• **WORK REQUIRED**
Copy every line from the records below that holds the word "title".

• **RECORDS FOR THIS TASK**
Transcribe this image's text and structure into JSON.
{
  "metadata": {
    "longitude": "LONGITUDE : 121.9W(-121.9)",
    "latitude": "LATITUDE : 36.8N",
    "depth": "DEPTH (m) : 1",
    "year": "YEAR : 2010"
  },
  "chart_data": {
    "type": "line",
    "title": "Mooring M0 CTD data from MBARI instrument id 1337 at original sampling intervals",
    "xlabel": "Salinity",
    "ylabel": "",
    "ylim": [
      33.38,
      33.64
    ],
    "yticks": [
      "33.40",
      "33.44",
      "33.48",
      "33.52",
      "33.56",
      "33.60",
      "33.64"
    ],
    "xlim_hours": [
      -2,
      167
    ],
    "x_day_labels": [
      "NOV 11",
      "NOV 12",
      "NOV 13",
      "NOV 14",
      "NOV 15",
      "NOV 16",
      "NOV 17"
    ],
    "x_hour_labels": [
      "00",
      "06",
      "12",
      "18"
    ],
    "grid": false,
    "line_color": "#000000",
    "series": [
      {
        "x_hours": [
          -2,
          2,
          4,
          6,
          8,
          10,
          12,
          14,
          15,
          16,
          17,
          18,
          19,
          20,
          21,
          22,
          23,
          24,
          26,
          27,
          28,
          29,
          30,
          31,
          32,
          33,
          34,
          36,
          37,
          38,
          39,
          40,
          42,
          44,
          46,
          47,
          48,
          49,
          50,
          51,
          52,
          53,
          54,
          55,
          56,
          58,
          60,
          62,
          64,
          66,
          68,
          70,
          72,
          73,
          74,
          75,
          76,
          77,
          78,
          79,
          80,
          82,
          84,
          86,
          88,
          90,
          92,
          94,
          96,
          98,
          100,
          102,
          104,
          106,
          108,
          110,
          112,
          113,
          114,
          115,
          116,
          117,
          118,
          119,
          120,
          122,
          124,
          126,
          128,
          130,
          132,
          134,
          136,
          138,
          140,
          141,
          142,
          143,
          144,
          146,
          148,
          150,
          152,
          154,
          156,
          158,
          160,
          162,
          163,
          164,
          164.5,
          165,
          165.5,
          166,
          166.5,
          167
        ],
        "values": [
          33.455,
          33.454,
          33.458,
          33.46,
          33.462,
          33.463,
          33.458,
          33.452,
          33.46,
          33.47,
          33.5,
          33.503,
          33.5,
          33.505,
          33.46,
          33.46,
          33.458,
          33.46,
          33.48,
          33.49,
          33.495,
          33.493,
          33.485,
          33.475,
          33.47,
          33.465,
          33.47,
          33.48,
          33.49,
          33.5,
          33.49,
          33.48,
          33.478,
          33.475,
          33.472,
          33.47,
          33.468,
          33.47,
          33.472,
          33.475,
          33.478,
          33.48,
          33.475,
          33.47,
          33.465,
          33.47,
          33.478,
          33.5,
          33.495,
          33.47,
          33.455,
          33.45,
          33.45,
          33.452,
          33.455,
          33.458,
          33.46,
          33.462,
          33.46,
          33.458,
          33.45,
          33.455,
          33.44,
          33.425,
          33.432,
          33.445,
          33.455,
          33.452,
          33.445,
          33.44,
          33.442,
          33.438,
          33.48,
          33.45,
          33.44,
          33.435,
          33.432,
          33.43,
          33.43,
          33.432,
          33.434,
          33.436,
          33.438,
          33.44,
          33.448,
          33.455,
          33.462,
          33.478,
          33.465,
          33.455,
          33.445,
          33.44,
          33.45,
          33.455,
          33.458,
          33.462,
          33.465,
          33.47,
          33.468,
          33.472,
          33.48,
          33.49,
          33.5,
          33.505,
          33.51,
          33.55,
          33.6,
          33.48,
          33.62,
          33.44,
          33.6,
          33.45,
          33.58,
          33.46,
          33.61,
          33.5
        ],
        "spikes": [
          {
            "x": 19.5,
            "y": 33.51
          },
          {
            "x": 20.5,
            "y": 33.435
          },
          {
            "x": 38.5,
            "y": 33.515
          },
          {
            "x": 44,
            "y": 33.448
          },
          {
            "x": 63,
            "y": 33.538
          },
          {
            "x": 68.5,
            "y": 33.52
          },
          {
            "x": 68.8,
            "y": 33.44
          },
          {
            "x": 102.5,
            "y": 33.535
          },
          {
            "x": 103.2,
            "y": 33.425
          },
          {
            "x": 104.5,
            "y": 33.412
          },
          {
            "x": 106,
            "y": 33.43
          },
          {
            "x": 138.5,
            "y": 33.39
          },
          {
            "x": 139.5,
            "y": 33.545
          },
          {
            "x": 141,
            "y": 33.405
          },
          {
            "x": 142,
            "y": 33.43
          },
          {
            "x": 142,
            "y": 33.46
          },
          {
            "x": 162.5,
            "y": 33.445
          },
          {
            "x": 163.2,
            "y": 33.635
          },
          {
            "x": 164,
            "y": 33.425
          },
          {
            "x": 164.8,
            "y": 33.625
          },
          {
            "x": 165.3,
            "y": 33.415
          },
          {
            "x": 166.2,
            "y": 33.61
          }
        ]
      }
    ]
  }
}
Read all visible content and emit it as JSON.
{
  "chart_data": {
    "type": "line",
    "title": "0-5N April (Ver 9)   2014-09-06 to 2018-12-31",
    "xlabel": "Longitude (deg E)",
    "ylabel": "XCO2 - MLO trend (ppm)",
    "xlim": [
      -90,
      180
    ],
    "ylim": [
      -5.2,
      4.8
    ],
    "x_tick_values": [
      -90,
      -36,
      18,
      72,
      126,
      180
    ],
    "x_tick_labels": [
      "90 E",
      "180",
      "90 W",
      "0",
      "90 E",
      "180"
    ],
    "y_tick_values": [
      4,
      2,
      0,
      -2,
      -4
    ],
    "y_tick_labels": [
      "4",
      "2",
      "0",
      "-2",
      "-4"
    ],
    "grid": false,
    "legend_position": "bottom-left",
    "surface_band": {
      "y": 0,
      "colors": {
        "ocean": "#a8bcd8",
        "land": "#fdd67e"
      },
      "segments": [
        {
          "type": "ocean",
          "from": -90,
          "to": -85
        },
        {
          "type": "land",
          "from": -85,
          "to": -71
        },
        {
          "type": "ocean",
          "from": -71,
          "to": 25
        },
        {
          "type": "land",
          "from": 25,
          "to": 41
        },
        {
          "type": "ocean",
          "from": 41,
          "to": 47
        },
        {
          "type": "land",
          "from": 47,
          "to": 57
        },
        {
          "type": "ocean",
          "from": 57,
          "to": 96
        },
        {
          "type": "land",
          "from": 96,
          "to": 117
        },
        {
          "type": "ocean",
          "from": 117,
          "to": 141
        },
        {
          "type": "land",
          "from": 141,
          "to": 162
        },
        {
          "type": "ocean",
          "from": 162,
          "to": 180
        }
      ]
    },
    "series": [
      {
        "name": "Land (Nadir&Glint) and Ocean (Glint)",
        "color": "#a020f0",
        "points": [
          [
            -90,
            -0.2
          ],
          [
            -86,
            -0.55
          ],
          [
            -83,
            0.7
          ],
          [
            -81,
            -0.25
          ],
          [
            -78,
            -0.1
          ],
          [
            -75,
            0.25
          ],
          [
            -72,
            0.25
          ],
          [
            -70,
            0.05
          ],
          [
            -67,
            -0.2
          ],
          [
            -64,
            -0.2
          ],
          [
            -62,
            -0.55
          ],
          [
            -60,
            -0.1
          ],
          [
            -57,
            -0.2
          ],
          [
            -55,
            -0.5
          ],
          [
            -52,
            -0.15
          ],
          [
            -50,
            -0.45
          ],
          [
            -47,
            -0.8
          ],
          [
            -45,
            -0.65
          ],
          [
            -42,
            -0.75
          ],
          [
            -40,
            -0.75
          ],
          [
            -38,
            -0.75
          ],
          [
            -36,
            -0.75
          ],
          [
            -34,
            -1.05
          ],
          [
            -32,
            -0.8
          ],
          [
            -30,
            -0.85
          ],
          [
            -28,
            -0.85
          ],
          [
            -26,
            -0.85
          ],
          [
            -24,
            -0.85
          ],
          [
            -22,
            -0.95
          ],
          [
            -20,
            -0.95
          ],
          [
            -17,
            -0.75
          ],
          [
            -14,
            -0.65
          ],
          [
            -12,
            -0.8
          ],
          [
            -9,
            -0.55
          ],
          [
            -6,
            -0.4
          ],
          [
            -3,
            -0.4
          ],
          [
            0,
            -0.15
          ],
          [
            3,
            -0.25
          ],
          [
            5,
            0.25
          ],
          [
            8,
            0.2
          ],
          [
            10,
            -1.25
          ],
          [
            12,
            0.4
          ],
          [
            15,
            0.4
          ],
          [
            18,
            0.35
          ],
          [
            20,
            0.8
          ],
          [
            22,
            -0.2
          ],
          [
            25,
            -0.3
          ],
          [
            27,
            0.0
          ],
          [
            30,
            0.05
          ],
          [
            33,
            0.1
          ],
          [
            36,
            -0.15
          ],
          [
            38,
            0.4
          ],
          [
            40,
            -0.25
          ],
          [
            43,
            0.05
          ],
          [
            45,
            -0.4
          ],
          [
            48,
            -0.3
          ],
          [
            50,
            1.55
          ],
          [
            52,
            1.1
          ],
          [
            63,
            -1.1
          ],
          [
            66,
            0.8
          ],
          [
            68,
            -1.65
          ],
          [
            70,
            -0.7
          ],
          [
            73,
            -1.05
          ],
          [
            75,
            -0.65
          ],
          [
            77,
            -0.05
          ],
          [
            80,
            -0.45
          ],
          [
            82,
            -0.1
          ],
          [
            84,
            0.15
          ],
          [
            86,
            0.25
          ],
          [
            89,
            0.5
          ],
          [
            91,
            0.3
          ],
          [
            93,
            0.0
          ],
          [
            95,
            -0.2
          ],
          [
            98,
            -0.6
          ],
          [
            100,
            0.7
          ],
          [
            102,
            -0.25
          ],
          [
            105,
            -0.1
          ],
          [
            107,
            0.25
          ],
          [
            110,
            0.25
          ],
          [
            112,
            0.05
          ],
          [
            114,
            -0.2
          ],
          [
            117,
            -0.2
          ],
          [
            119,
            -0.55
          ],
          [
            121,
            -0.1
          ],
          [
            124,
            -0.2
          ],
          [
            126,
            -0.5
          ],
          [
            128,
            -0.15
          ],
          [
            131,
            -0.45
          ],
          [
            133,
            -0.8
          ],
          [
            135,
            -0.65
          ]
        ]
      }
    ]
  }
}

• **RESPONSE**
    "title": "Mooring M0 CTD data from MBARI instrument id 1337 at original sampling intervals",
    "title": "0-5N April (Ver 9)   2014-09-06 to 2018-12-31",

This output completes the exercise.